Your task is to copy the listing exactly, with the pictures left out.

+++++

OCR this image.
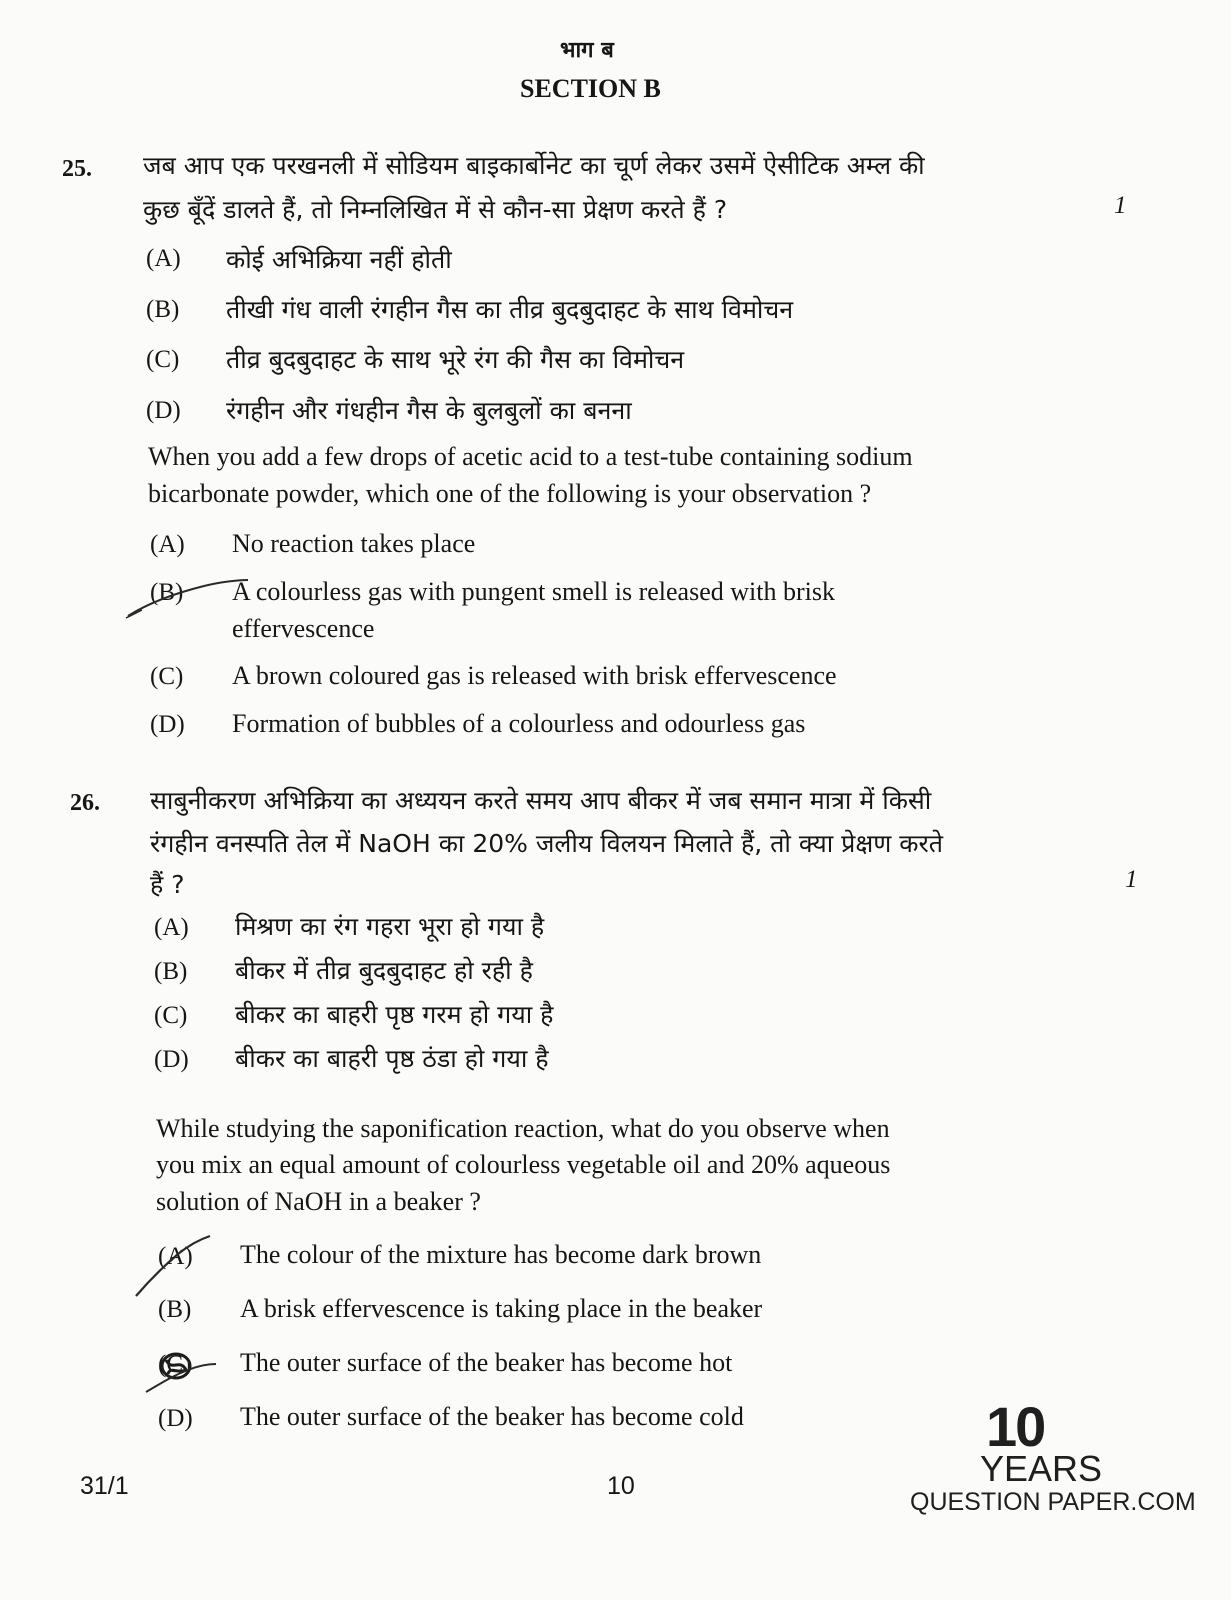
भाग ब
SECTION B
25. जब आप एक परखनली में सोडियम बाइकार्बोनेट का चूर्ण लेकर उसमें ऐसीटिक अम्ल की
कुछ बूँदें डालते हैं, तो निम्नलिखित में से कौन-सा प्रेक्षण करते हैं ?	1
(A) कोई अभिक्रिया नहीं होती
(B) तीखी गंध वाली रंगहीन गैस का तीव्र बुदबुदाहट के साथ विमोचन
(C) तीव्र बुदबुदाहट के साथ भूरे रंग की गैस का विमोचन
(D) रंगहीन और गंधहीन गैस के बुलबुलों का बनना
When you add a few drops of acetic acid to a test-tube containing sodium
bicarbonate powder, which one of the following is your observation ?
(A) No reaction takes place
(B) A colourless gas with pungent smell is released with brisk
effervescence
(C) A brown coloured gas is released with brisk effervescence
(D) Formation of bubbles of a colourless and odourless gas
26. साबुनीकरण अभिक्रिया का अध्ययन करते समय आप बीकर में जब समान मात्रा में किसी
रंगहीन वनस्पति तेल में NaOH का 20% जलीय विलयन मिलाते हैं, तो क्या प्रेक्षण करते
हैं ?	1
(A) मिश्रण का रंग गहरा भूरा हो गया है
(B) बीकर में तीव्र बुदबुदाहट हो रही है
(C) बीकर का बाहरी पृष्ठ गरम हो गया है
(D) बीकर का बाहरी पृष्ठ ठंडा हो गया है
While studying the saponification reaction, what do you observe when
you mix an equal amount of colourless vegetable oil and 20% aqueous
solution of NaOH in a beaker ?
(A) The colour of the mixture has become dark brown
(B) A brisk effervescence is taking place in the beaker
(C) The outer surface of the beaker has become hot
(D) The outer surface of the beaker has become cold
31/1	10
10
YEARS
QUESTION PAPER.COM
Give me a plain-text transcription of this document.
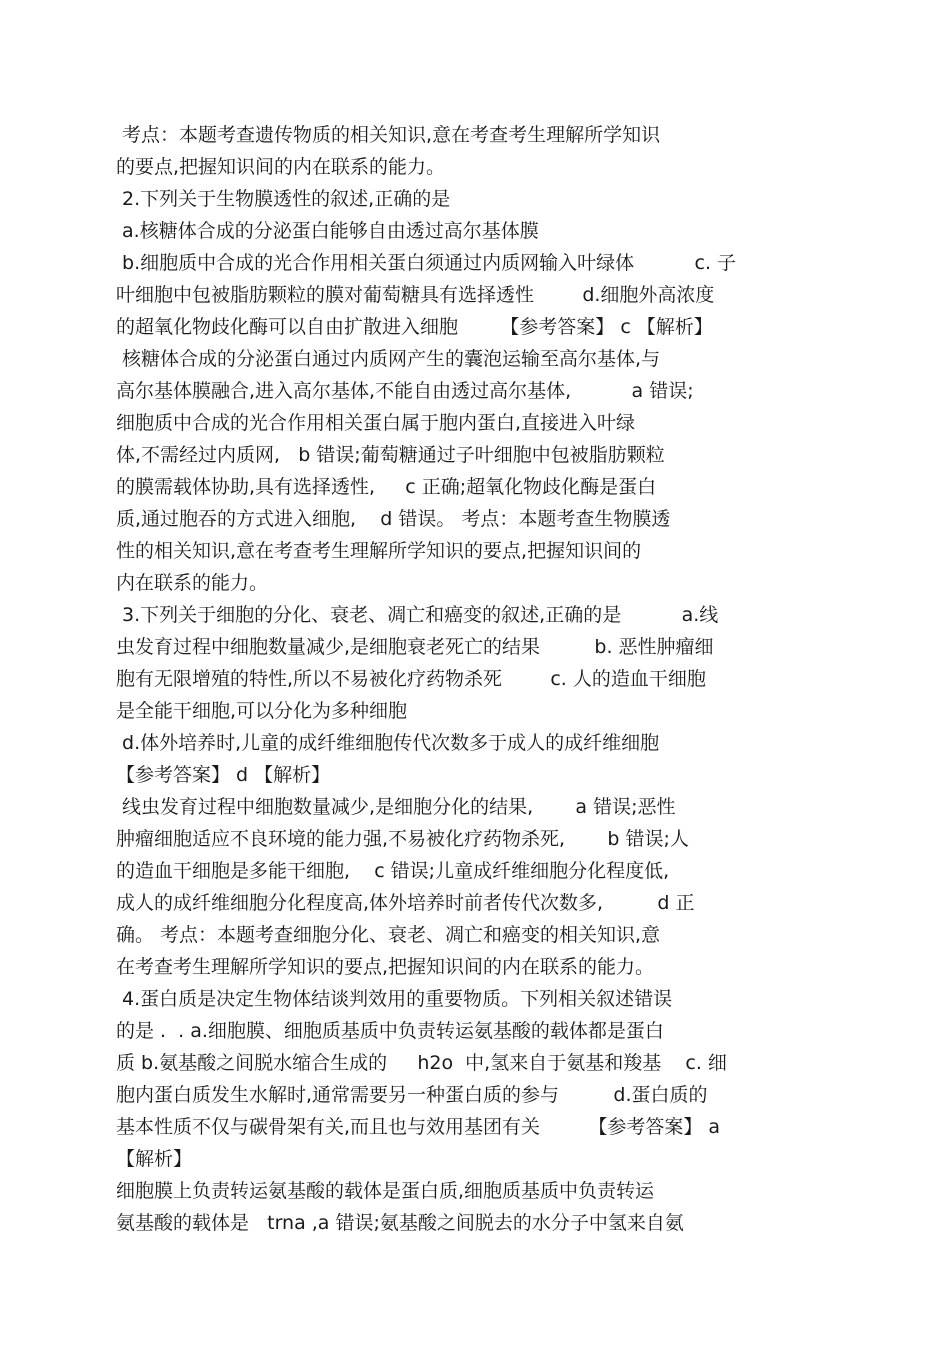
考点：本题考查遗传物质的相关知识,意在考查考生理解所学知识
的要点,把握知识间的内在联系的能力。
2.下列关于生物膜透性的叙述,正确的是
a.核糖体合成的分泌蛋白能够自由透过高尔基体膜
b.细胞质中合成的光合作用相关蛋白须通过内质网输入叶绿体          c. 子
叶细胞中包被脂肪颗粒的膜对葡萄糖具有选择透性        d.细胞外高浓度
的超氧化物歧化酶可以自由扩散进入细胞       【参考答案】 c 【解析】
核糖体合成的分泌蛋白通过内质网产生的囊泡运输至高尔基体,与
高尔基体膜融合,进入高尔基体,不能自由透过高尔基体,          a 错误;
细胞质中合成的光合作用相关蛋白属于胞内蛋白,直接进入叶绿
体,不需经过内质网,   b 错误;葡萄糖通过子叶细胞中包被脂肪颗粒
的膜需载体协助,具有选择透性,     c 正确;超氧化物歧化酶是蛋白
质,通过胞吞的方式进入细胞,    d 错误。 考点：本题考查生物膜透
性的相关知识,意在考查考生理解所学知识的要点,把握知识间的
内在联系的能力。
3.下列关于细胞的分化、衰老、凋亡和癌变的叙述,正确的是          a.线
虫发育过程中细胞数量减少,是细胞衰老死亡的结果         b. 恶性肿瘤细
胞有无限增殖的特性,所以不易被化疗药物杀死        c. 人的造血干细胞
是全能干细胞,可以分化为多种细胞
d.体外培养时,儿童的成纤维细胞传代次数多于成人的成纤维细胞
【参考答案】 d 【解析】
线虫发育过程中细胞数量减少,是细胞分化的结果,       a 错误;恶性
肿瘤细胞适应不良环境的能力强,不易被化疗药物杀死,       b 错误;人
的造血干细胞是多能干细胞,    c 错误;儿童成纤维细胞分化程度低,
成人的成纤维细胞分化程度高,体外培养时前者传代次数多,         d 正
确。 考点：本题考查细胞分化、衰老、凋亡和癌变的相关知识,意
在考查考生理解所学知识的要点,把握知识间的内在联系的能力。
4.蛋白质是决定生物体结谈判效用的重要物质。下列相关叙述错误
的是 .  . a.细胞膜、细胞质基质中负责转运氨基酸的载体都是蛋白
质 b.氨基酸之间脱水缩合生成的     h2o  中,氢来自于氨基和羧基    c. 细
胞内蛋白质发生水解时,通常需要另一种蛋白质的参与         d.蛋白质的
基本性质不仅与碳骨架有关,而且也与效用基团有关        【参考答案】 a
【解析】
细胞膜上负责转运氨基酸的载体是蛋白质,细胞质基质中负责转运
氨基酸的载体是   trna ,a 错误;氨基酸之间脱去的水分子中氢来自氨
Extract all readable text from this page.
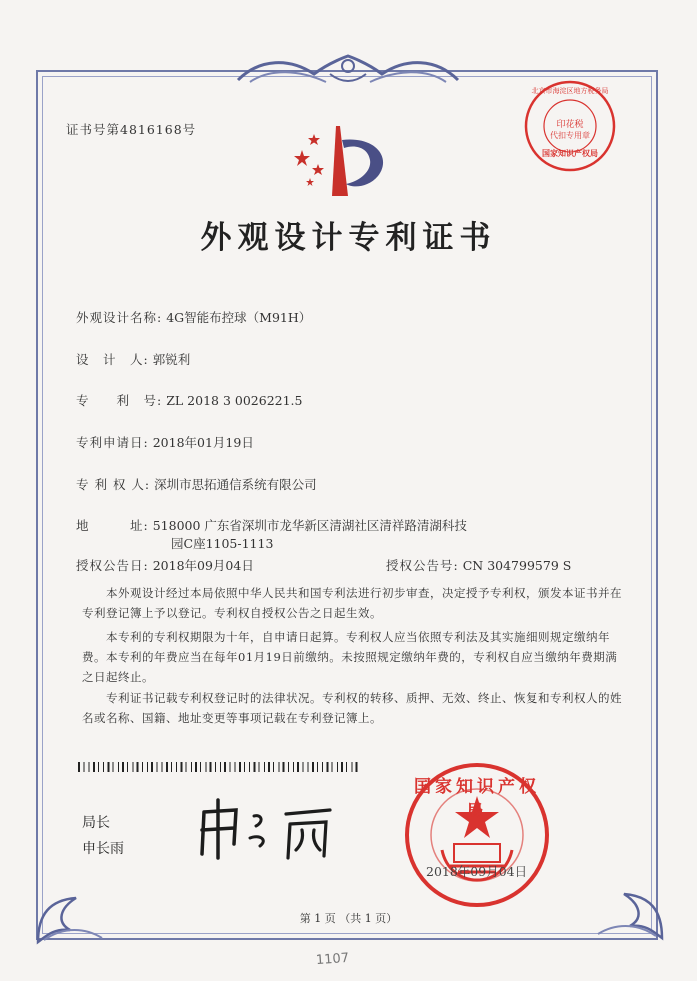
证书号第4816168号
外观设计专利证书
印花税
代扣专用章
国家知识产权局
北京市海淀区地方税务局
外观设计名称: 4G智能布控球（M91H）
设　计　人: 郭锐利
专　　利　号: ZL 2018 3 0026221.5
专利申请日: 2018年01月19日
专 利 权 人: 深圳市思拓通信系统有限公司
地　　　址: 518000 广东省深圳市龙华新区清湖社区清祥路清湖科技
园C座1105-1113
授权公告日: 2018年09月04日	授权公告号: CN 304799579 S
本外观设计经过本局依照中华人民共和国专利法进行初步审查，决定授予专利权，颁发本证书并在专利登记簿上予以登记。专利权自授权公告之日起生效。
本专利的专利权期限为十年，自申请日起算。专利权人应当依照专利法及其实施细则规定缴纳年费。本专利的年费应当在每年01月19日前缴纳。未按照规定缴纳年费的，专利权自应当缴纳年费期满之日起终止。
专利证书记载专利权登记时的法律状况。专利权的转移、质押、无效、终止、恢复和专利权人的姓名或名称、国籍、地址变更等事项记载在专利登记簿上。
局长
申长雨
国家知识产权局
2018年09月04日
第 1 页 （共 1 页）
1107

+++++

*Response*
OCR this image.
भाग ब
SECTION B
25. जब आप एक परखनली में सोडियम बाइकार्बोनेट का चूर्ण लेकर उसमें ऐसीटिक अम्ल की
कुछ बूँदें डालते हैं, तो निम्नलिखित में से कौन-सा प्रेक्षण करते हैं ?	1
(A) कोई अभिक्रिया नहीं होती
(B) तीखी गंध वाली रंगहीन गैस का तीव्र बुदबुदाहट के साथ विमोचन
(C) तीव्र बुदबुदाहट के साथ भूरे रंग की गैस का विमोचन
(D) रंगहीन और गंधहीन गैस के बुलबुलों का बनना
When you add a few drops of acetic acid to a test-tube containing sodium
bicarbonate powder, which one of the following is your observation ?
(A) No reaction takes place
(B) A colourless gas with pungent smell is released with brisk
effervescence
(C) A brown coloured gas is released with brisk effervescence
(D) Formation of bubbles of a colourless and odourless gas
26. साबुनीकरण अभिक्रिया का अध्ययन करते समय आप बीकर में जब समान मात्रा में किसी
रंगहीन वनस्पति तेल में NaOH का 20% जलीय विलयन मिलाते हैं, तो क्या प्रेक्षण करते
हैं ?	1
(A) मिश्रण का रंग गहरा भूरा हो गया है
(B) बीकर में तीव्र बुदबुदाहट हो रही है
(C) बीकर का बाहरी पृष्ठ गरम हो गया है
(D) बीकर का बाहरी पृष्ठ ठंडा हो गया है
While studying the saponification reaction, what do you observe when
you mix an equal amount of colourless vegetable oil and 20% aqueous
solution of NaOH in a beaker ?
(A) The colour of the mixture has become dark brown
(B) A brisk effervescence is taking place in the beaker
(C) The outer surface of the beaker has become hot
(D) The outer surface of the beaker has become cold
31/1	10
10
YEARS
QUESTION PAPER.COM
Give me a plain-text transcription of this document.
考点：本题考查遗传物质的相关知识,意在考查考生理解所学知识
的要点,把握知识间的内在联系的能力。
2.下列关于生物膜透性的叙述,正确的是
a.核糖体合成的分泌蛋白能够自由透过高尔基体膜
b.细胞质中合成的光合作用相关蛋白须通过内质网输入叶绿体          c. 子
叶细胞中包被脂肪颗粒的膜对葡萄糖具有选择透性        d.细胞外高浓度
的超氧化物歧化酶可以自由扩散进入细胞       【参考答案】 c 【解析】
核糖体合成的分泌蛋白通过内质网产生的囊泡运输至高尔基体,与
高尔基体膜融合,进入高尔基体,不能自由透过高尔基体,          a 错误;
细胞质中合成的光合作用相关蛋白属于胞内蛋白,直接进入叶绿
体,不需经过内质网,   b 错误;葡萄糖通过子叶细胞中包被脂肪颗粒
的膜需载体协助,具有选择透性,     c 正确;超氧化物歧化酶是蛋白
质,通过胞吞的方式进入细胞,    d 错误。 考点：本题考查生物膜透
性的相关知识,意在考查考生理解所学知识的要点,把握知识间的
内在联系的能力。
3.下列关于细胞的分化、衰老、凋亡和癌变的叙述,正确的是          a.线
虫发育过程中细胞数量减少,是细胞衰老死亡的结果         b. 恶性肿瘤细
胞有无限增殖的特性,所以不易被化疗药物杀死        c. 人的造血干细胞
是全能干细胞,可以分化为多种细胞
d.体外培养时,儿童的成纤维细胞传代次数多于成人的成纤维细胞
【参考答案】 d 【解析】
线虫发育过程中细胞数量减少,是细胞分化的结果,       a 错误;恶性
肿瘤细胞适应不良环境的能力强,不易被化疗药物杀死,       b 错误;人
的造血干细胞是多能干细胞,    c 错误;儿童成纤维细胞分化程度低,
成人的成纤维细胞分化程度高,体外培养时前者传代次数多,         d 正
确。 考点：本题考查细胞分化、衰老、凋亡和癌变的相关知识,意
在考查考生理解所学知识的要点,把握知识间的内在联系的能力。
4.蛋白质是决定生物体结谈判效用的重要物质。下列相关叙述错误
的是 .  . a.细胞膜、细胞质基质中负责转运氨基酸的载体都是蛋白
质 b.氨基酸之间脱水缩合生成的     h2o  中,氢来自于氨基和羧基    c. 细
胞内蛋白质发生水解时,通常需要另一种蛋白质的参与         d.蛋白质的
基本性质不仅与碳骨架有关,而且也与效用基团有关        【参考答案】 a
【解析】
细胞膜上负责转运氨基酸的载体是蛋白质,细胞质基质中负责转运
氨基酸的载体是   trna ,a 错误;氨基酸之间脱去的水分子中氢来自氨
Extract all readable text from this page.
证书号第4816168号
外观设计专利证书
印花税
代扣专用章
国家知识产权局
北京市海淀区地方税务局
外观设计名称: 4G智能布控球（M91H）
设　计　人: 郭锐利
专　　利　号: ZL 2018 3 0026221.5
专利申请日: 2018年01月19日
专 利 权 人: 深圳市思拓通信系统有限公司
地　　　址: 518000 广东省深圳市龙华新区清湖社区清祥路清湖科技
园C座1105-1113
授权公告日: 2018年09月04日	授权公告号: CN 304799579 S
本外观设计经过本局依照中华人民共和国专利法进行初步审查，决定授予专利权，颁发本证书并在专利登记簿上予以登记。专利权自授权公告之日起生效。
本专利的专利权期限为十年，自申请日起算。专利权人应当依照专利法及其实施细则规定缴纳年费。本专利的年费应当在每年01月19日前缴纳。未按照规定缴纳年费的，专利权自应当缴纳年费期满之日起终止。
专利证书记载专利权登记时的法律状况。专利权的转移、质押、无效、终止、恢复和专利权人的姓名或名称、国籍、地址变更等事项记载在专利登记簿上。
局长
申长雨
国家知识产权局
2018年09月04日
第 1 页 （共 1 页）
1107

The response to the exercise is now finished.